TÂCHE 1 =>
D'après l'extrait, en quelle année Jacques Lacan a-t-il écrit un hommage à Lol V. Stein ?
TÂCHE 2 =>
Résumez l'extrait en deux phrases.
TÂCHE 3 =>
Recopiez tout ce qui va de "Théâtre El Duende" jusqu'à "Jacques Lacan ?" dans l'extrait, en renommant "Marguerite Duras" en "la romancière".

EXTRAIT DU TEXTE =>
§

Quand on est touché

Théâtre El Duende

  • Date Du 10 janvier au 11 janvier 2019
  • Compagnie : Totem Récidive
  • De : Thomas BOUYOU et Laurie SOULABAILLE (librement inspiré du «Ravissement de Lol V. Stein» de Marguerite Duras)
  • Mise en scène : Christine TZERKEZOS-GUÉRIN
  • Avec : Thomas BOUYOU Emilie CRUBEZY Charles DUNNET Valerie MARTI Loris REYNAERT
  • Lumières et scénographie : Orazio TROTTA
  • Création sonore Thomas GUÉRIN ET Timothée LANGLOIS
Quand on est touché

//FESTIVAL TRAITS D’UNION//

Qu’y a-t-il de si mystérieux derrière la figure de Lol V. Stein, l’héroïne qui donne son nom à un des romans les plus célèbres de Marguerite Duras ? Qu’y a-t-il de si mystérieux derrière la figure de cette femme rejetée puis aimée pour créer une discussion passionnée entre la romancière et le psychanalyste Jacques Lacan ?  

 

Pour le narrateur du roman de Duras, Lol V. Stein, la femme qu’il aime, est une énigme. D’elle il ne sait rien ou pas grand-chose ; il connaît surtout la scène du bal à T. Beach où une femme, Anne Marie Stretter lui a dérobé son fiancé, Michael Richardson. Dès lors, il doit inventer sa vie, la vie inconnue de son aimée pour mieux se lier à elle.

 

C’est de cette inconnue X (ou ici V) que part la pièce Quand on est touché, de ce vide que jaillit la parole : celle de l’écrivaine, Marguerite Duras, et celle du psychanalyste, Jacques Lacan, qui, en 1965, a écrit un hommage à Lol V. Stein. Ces deux figures sont dès lors incarnées sur scène par la talentueuse comédienne Emilie Crubezy et le brillant Thomas Bouyou. Spectateurs du roman qui se joue dans la deuxième partie du plateau, ils commentent, s’interrogent, sur le texte, mais aussi sur leurs propres désirs, leur propre identité en tant qu’autrice ou psychanalyste. C’est un parti pris intéressant, qui peut donner une nouvelle dimension au texte. Toutefois, le postulat de départ s’adresse peut-être à un public un peu trop spécialiste. En effet, si Laurie Soulabaille, l’auteure de la pièce, déclare vouloir ses personnages “de chair, de jeunesse et de vie, non pas de théorie”, on a parfois du mal à comprendre leurs discours, et on pressent souvent une référence qui nous échappe. Certes, l’intellectualisme est mis à distance par le dynamisme des comédiens et les réflexions très drôles du Jacques Lacan, mais  on perd parfois un peu le fil des réflexions.

§

DONNÉES FOURNIES =>
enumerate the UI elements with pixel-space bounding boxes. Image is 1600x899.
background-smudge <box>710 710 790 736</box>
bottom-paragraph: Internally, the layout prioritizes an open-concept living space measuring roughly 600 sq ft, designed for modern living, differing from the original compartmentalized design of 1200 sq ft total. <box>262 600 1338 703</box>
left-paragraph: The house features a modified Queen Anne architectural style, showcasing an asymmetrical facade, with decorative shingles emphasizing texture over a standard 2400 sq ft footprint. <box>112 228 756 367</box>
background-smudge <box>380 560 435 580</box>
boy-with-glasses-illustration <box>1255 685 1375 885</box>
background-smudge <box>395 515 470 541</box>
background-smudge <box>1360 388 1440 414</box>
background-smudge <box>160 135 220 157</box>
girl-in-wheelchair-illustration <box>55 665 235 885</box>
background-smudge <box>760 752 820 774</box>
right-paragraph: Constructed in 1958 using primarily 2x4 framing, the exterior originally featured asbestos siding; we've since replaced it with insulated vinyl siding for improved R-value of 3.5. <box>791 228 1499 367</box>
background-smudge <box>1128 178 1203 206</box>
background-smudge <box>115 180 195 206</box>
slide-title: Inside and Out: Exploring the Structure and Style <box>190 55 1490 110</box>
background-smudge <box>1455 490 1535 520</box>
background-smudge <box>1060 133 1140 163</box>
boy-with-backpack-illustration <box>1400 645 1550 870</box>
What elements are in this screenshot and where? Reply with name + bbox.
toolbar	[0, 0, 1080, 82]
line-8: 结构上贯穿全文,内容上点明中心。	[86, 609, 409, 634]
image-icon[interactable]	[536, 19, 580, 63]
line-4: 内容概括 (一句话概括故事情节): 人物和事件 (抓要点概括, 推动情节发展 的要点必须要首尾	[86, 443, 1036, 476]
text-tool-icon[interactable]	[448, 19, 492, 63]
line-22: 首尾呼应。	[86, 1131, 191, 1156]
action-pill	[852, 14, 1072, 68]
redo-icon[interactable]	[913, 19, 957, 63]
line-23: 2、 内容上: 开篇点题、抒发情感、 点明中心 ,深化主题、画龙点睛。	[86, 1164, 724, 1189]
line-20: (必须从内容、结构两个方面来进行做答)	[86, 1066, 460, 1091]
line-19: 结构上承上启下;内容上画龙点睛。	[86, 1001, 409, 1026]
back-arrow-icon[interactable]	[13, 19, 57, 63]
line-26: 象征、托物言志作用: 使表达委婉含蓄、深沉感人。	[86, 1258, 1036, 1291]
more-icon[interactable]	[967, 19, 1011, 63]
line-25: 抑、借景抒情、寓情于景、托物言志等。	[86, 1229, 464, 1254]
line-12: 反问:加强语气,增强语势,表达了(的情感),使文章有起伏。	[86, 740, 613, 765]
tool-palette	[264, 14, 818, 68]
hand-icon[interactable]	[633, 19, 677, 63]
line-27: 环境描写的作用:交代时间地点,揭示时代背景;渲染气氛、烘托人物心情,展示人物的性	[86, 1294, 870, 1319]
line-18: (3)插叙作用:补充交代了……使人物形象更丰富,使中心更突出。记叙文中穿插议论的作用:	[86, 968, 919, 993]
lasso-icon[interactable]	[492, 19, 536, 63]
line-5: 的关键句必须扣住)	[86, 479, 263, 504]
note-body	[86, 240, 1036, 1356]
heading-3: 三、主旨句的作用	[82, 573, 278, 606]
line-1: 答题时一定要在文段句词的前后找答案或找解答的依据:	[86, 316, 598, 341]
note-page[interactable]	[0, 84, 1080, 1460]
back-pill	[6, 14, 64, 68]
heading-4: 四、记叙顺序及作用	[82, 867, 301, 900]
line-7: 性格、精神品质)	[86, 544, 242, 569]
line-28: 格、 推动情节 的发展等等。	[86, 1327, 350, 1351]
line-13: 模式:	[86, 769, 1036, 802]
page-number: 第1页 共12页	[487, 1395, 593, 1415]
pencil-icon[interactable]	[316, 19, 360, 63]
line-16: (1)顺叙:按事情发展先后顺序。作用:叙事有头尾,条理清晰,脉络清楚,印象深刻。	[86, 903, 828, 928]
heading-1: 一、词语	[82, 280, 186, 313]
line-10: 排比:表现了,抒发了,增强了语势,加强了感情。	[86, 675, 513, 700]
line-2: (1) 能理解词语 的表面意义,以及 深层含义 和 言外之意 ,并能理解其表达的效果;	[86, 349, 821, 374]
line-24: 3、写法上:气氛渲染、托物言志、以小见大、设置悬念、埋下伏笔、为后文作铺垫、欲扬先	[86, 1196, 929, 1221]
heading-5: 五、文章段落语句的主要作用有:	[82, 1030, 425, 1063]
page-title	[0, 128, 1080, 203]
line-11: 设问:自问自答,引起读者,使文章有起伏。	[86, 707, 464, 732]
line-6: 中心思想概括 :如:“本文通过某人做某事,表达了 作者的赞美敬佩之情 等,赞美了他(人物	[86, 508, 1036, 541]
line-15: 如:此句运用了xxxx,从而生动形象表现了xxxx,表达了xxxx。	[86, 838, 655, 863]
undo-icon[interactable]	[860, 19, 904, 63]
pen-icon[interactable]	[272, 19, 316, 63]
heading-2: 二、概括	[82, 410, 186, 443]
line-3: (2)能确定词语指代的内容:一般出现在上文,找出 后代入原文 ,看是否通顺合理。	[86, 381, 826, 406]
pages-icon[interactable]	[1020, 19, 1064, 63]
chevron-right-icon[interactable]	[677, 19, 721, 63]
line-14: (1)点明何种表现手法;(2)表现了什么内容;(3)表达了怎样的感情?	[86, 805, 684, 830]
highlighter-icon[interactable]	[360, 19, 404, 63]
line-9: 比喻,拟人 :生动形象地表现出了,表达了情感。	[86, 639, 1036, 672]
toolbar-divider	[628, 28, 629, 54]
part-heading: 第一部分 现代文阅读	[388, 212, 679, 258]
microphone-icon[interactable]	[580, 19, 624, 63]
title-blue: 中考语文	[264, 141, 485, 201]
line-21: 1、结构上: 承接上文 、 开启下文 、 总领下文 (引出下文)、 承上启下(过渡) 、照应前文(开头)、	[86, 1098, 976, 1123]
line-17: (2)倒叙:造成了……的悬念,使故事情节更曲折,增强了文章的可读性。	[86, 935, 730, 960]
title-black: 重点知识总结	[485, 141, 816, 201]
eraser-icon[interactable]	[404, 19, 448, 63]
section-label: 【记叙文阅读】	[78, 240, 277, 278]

§

RÉPONSE RÉDIGÉE 1 =>
En 1965.

RÉPONSE RÉDIGÉE 2 =>
La pièce Quand on est touché, librement inspirée du roman de Marguerite Duras consacré à Lol V. Stein, fait de Duras et de Jacques Lacan, incarnés par Emilie Crubezy et Thomas Bouyou, les spectateurs du roman joué sur le plateau, qu'ils commentent tout en s'interrogeant sur leurs propres désirs et leur identité. Ce parti pris est jugé intéressant, mais le postulat de départ s'adresse peut-être à un public trop spécialiste, et l'on perd parfois le fil malgré le dynamisme des comédiens et les réflexions très drôles de Lacan.

RÉPONSE RÉDIGÉE 3 =>
Théâtre El Duende

  • Date Du 10 janvier au 11 janvier 2019
  • Compagnie : Totem Récidive
  • De : Thomas BOUYOU et Laurie SOULABAILLE (librement inspiré du «Ravissement de Lol V. Stein» de la romancière)
  • Mise en scène : Christine TZERKEZOS-GUÉRIN
  • Avec : Thomas BOUYOU Emilie CRUBEZY Charles DUNNET Valerie MARTI Loris REYNAERT
  • Lumières et scénographie : Orazio TROTTA
  • Création sonore Thomas GUÉRIN ET Timothée LANGLOIS
Quand on est touché

//FESTIVAL TRAITS D’UNION//

Qu’y a-t-il de si mystérieux derrière la figure de Lol V. Stein, l’héroïne qui donne son nom à un des romans les plus célèbres de la romancière ? Qu’y a-t-il de si mystérieux derrière la figure de cette femme rejetée puis aimée pour créer une discussion passionnée entre la romancière et le psychanalyste Jacques Lacan ?